> Exercise objective
Reproduce each line bearing the word "houses".

# Start of Input rows

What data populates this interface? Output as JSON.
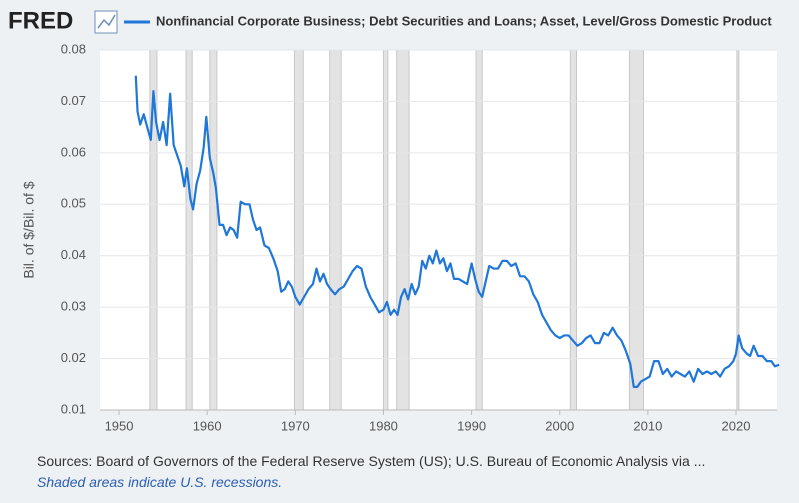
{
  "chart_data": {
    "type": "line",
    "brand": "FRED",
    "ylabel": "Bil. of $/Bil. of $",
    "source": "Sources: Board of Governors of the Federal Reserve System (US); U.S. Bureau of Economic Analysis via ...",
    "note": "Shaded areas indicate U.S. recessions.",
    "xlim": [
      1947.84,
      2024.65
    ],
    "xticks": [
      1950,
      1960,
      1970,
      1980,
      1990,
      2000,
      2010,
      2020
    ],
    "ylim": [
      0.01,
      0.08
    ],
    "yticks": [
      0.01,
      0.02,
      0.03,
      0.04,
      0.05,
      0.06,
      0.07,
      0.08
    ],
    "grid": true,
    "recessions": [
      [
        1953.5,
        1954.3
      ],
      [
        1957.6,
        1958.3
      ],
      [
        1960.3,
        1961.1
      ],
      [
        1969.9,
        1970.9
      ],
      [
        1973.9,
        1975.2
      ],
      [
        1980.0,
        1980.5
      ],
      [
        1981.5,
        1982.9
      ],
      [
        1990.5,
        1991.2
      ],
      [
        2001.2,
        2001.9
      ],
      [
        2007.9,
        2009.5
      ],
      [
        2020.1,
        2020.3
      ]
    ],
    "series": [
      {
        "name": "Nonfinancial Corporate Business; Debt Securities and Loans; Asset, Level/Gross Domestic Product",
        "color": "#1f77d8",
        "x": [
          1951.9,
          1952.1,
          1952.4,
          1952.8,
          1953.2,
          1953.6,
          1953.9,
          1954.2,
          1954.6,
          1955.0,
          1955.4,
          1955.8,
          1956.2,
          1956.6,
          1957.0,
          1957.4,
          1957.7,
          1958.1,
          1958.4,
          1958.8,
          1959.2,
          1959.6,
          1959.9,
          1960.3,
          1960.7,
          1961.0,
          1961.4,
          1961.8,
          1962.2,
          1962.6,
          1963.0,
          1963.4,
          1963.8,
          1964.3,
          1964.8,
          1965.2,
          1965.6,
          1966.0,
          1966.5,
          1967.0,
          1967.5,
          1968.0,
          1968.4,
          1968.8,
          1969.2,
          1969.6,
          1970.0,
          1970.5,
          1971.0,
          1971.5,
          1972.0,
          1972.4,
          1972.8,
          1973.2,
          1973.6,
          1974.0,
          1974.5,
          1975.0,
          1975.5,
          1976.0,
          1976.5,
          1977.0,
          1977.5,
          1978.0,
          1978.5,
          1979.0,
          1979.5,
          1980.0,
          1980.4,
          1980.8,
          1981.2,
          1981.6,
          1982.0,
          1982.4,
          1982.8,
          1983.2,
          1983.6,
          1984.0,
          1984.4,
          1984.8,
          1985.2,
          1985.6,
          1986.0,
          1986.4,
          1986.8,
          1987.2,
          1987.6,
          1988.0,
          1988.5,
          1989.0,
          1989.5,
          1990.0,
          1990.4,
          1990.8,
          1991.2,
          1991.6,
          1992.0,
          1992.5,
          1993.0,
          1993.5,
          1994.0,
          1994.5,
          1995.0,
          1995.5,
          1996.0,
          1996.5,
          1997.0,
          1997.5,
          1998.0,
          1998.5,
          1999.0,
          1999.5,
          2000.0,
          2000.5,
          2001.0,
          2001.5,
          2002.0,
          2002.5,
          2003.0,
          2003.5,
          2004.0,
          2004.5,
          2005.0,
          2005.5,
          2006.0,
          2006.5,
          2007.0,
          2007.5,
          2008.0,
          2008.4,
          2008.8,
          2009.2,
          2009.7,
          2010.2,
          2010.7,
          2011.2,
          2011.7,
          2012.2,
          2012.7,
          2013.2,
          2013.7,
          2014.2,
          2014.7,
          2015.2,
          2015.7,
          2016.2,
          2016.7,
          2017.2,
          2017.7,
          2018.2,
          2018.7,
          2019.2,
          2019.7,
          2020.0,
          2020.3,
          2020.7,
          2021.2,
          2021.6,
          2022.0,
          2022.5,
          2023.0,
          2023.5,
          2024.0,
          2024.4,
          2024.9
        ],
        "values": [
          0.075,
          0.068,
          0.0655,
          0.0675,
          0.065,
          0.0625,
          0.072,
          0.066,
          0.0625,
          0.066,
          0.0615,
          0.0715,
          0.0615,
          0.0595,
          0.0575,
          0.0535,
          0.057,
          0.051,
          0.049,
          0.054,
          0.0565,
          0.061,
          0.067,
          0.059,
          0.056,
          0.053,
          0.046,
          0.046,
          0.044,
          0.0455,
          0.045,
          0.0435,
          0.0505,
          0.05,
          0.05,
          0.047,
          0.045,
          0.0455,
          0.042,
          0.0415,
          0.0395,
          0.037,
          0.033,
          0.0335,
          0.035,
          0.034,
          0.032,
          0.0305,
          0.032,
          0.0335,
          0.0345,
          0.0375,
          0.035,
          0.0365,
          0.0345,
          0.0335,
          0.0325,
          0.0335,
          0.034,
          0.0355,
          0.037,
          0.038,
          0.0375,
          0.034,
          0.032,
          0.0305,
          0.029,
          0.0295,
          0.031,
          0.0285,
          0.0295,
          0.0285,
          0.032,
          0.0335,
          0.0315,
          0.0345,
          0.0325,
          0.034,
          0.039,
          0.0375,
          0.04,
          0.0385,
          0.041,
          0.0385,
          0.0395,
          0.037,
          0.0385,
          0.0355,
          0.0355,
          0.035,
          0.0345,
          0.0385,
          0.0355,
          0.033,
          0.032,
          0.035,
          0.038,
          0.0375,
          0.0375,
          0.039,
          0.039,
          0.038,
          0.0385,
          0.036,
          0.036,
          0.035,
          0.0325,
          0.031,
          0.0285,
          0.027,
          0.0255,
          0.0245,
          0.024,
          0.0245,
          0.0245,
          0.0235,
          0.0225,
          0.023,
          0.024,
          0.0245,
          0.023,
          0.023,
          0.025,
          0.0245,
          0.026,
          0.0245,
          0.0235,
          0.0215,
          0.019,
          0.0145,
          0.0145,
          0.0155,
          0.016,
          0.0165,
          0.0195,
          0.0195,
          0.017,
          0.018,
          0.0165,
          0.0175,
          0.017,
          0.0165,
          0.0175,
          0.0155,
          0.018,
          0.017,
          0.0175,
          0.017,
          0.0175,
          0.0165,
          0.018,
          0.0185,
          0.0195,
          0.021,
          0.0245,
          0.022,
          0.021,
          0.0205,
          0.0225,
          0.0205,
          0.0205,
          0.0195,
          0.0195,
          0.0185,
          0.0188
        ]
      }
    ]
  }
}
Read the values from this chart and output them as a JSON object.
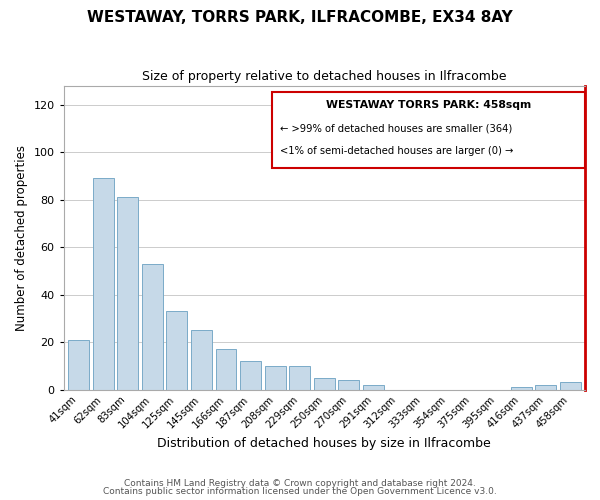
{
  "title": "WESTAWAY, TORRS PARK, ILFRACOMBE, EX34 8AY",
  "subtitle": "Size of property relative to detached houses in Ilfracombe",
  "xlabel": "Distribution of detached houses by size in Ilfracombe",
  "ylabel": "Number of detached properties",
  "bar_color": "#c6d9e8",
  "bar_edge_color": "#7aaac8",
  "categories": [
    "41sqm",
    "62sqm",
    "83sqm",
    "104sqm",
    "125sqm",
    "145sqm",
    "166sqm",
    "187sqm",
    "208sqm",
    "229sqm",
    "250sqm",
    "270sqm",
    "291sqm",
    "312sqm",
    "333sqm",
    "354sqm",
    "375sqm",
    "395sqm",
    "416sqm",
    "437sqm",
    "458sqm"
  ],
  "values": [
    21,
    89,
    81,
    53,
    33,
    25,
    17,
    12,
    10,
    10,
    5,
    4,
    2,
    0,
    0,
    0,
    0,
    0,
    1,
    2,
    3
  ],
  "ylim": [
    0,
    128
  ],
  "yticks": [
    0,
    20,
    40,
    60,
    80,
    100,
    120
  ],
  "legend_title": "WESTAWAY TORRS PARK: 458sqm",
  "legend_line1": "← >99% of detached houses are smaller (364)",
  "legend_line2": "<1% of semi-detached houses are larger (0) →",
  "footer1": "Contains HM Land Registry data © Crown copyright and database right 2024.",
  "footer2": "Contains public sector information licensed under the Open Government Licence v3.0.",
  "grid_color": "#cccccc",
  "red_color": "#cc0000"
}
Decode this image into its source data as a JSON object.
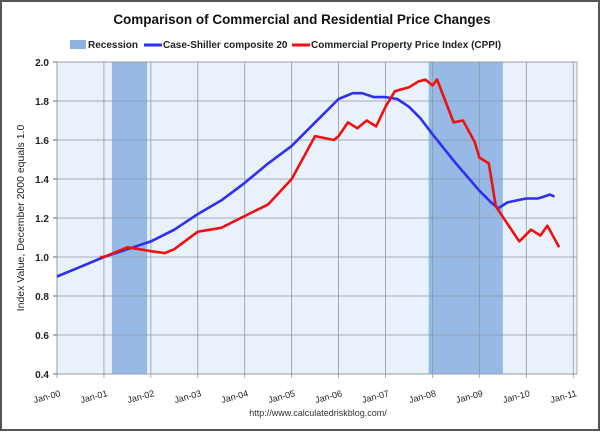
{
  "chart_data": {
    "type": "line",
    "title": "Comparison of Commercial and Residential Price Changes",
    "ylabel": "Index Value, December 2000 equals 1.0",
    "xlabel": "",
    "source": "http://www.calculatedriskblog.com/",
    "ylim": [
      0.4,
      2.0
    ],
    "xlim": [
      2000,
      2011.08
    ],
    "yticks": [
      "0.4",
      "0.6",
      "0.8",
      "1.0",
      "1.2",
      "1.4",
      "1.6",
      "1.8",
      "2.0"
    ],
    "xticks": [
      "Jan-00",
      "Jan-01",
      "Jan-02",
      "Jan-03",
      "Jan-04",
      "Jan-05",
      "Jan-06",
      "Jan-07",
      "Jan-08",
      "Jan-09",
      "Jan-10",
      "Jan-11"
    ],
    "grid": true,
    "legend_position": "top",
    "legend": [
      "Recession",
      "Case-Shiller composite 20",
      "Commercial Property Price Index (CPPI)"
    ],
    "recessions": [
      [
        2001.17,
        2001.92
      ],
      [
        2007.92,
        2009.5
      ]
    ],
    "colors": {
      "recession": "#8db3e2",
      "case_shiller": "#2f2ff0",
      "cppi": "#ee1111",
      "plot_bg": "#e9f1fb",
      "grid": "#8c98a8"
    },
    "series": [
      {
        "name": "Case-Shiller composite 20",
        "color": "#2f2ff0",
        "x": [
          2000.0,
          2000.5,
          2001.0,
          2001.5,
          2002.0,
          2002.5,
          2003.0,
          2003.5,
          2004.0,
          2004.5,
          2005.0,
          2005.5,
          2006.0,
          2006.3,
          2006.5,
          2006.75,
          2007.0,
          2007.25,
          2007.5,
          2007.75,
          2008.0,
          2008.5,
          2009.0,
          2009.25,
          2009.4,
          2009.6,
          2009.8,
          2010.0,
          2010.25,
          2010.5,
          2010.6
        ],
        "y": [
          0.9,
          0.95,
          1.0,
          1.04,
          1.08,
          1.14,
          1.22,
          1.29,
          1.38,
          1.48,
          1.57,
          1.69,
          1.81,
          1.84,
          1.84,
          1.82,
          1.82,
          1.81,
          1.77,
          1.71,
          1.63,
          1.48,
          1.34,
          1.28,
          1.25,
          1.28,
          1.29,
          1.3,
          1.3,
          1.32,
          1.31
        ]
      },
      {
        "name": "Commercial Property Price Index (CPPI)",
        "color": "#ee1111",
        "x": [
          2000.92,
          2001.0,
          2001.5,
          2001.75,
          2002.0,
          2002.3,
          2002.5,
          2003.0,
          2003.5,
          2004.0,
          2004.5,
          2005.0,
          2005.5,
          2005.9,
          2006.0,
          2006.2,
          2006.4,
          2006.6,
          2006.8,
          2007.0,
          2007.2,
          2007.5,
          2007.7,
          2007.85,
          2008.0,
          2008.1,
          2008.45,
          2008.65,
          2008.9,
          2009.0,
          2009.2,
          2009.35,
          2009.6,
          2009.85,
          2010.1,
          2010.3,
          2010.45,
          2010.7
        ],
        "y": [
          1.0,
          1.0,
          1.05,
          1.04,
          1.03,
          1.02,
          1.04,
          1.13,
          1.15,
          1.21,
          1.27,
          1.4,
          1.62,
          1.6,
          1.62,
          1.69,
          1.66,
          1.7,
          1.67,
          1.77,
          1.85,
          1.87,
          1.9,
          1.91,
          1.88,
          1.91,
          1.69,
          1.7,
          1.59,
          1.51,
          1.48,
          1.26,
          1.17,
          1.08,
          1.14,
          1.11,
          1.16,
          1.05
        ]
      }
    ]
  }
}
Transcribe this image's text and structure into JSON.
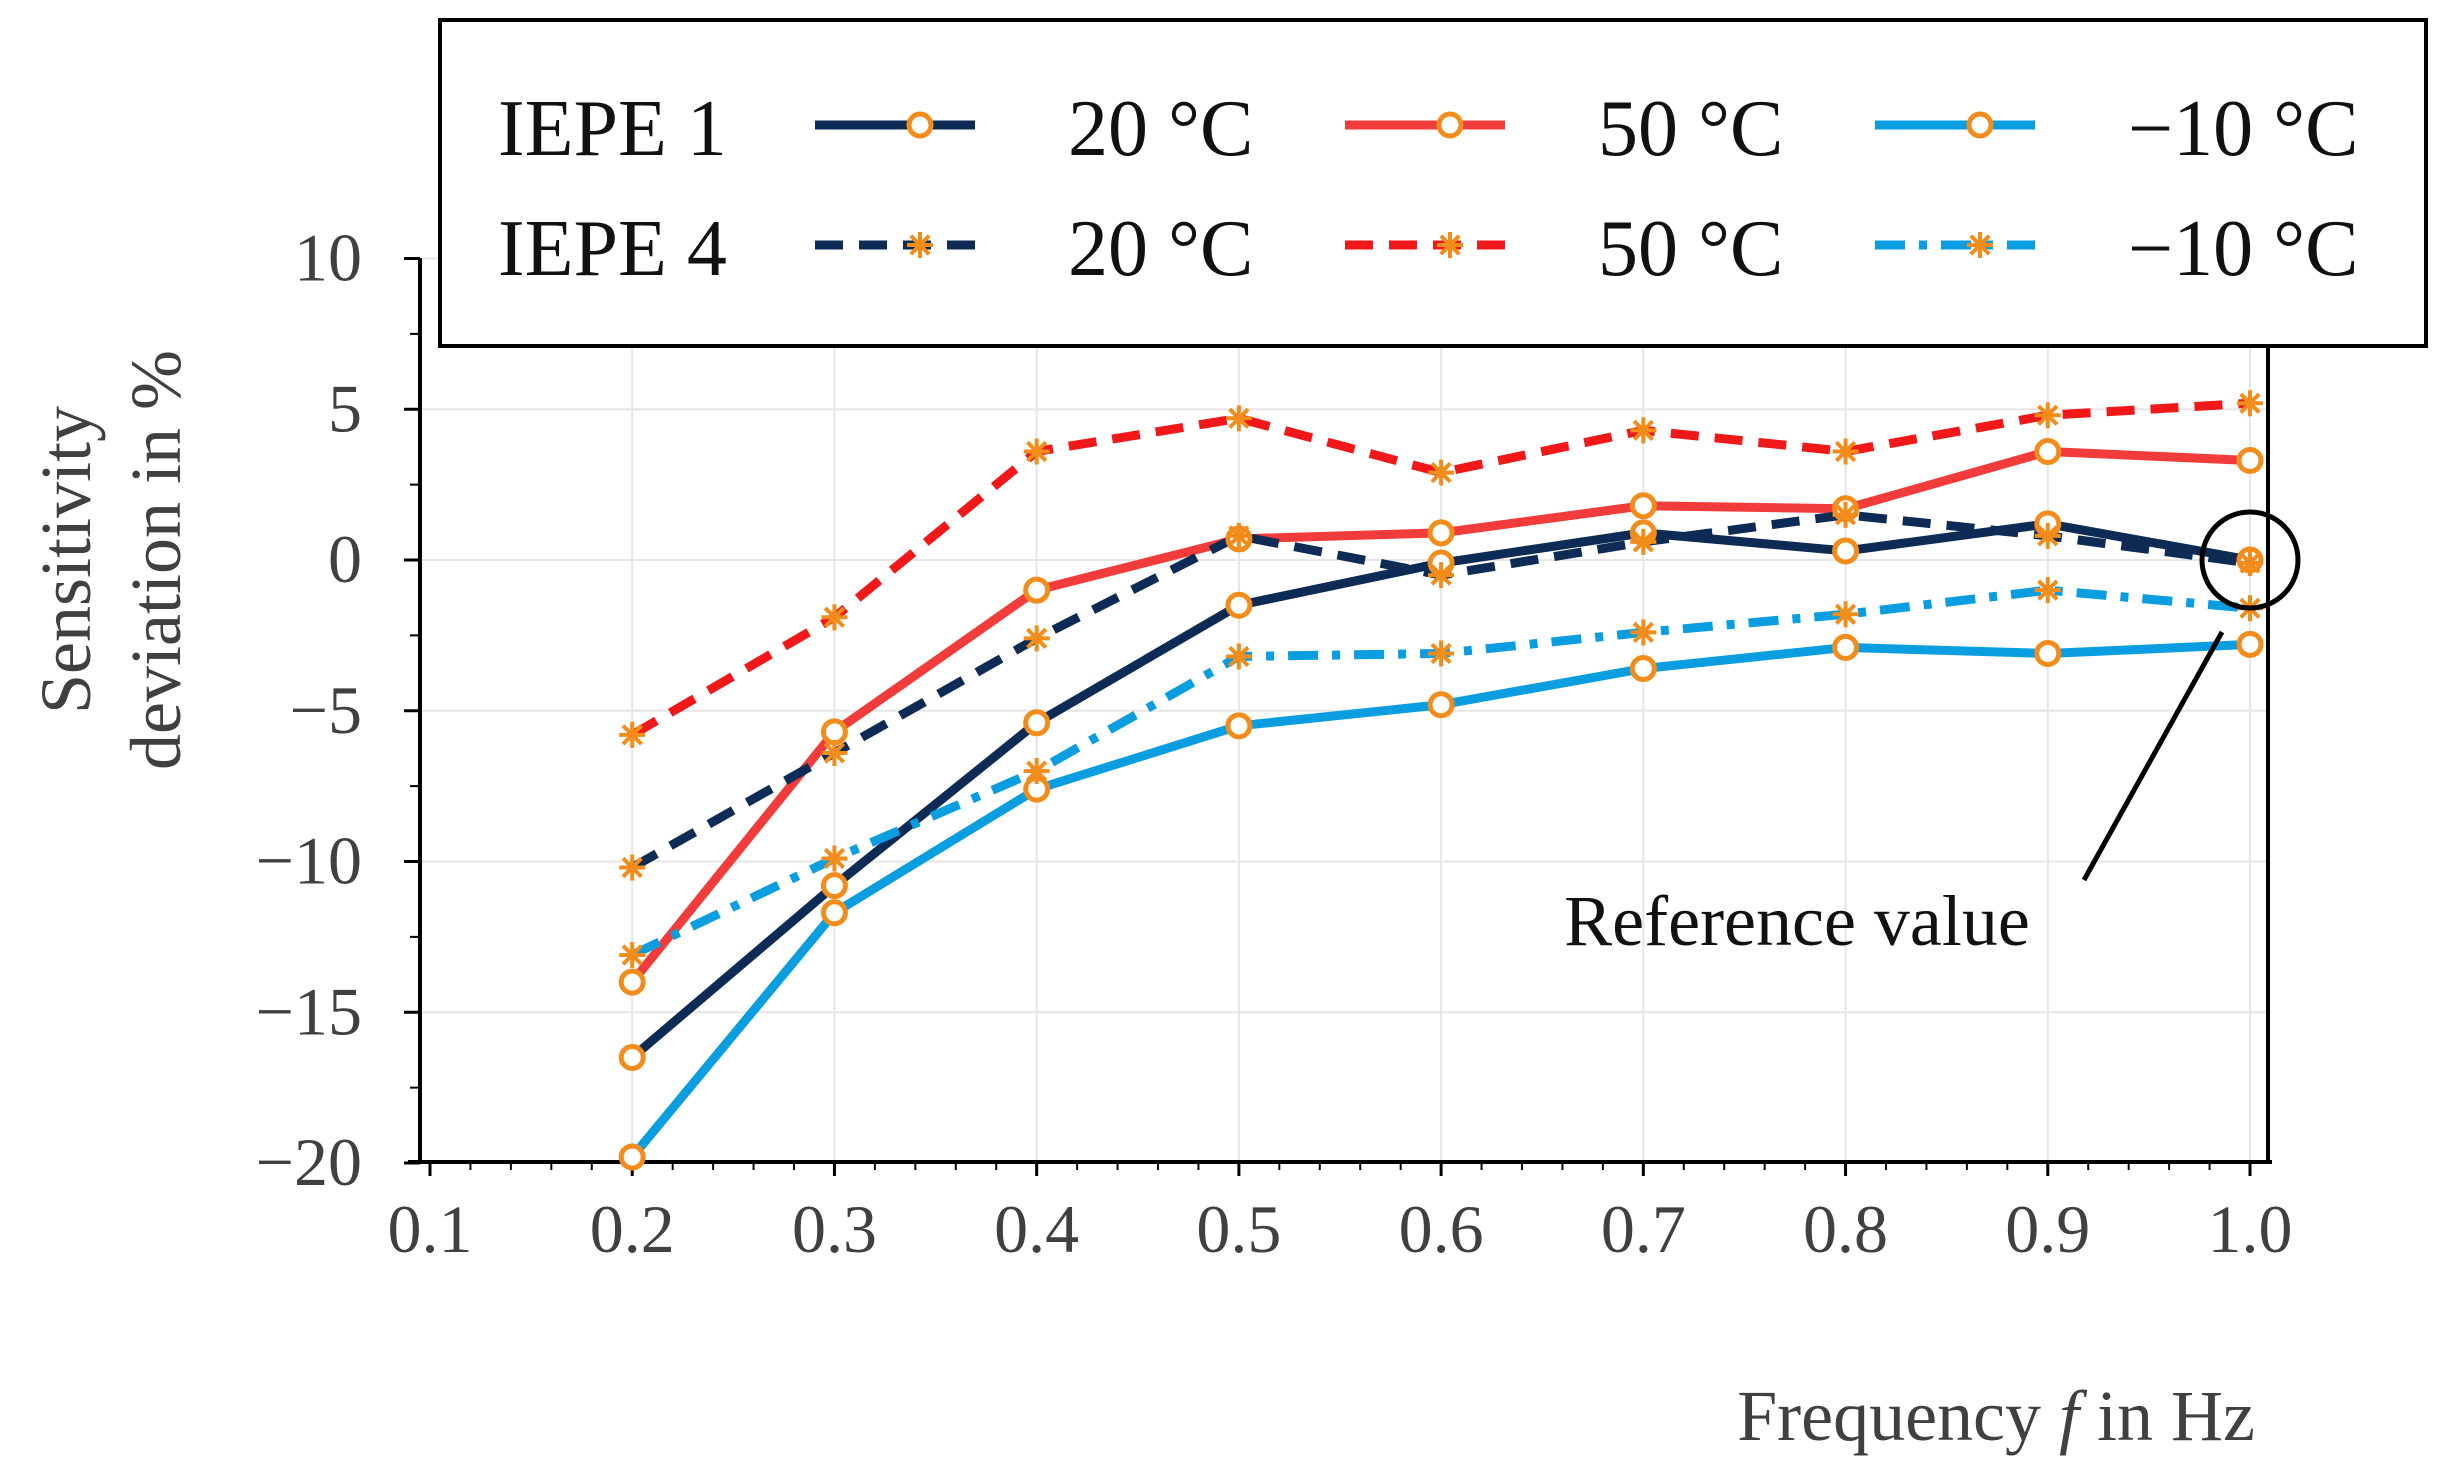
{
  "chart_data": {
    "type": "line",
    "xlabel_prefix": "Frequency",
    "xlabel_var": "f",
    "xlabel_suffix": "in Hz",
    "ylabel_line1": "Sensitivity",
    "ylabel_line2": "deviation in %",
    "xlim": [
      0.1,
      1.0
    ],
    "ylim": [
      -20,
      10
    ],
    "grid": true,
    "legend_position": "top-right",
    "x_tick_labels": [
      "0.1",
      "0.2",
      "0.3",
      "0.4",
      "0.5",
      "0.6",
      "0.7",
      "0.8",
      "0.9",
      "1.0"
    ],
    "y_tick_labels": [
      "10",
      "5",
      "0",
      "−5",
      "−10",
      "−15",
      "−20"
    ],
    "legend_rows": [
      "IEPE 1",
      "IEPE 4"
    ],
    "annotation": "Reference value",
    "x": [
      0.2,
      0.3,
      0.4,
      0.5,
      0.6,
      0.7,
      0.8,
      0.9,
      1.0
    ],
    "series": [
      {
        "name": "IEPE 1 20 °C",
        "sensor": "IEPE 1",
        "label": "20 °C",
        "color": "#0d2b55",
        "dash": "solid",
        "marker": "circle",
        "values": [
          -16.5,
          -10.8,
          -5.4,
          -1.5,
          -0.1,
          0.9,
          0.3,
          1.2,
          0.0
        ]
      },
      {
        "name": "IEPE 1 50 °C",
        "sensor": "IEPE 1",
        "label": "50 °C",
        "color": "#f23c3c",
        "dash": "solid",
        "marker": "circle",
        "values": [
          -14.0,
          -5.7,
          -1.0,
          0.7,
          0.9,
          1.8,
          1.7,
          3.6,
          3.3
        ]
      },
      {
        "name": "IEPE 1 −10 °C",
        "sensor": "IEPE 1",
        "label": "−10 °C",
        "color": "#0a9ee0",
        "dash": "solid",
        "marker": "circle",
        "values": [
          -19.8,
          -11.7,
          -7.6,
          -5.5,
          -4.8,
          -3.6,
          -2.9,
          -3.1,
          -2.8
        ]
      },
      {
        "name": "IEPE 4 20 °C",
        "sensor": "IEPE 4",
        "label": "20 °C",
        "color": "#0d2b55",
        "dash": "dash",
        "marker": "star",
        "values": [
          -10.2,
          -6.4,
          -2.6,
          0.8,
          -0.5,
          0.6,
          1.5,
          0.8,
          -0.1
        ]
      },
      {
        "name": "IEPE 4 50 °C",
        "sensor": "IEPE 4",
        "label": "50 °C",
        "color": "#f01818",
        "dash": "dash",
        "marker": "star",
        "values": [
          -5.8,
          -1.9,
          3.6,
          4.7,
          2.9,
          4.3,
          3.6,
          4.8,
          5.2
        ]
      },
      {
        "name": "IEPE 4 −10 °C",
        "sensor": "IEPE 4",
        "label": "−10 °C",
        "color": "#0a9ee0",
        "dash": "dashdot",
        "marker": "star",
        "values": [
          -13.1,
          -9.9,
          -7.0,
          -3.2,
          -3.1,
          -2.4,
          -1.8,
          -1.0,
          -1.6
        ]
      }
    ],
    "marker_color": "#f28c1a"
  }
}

# End of Input rows

> Response
  "subtitle": "Size of property relative to detached houses in Ilfracombe",
  "xlabel": "Distribution of detached houses by size in Ilfracombe",
  "legend_line1": "← >99% of detached houses are smaller (364)",
  "legend_line2": "<1% of semi-detached houses are larger (0) →",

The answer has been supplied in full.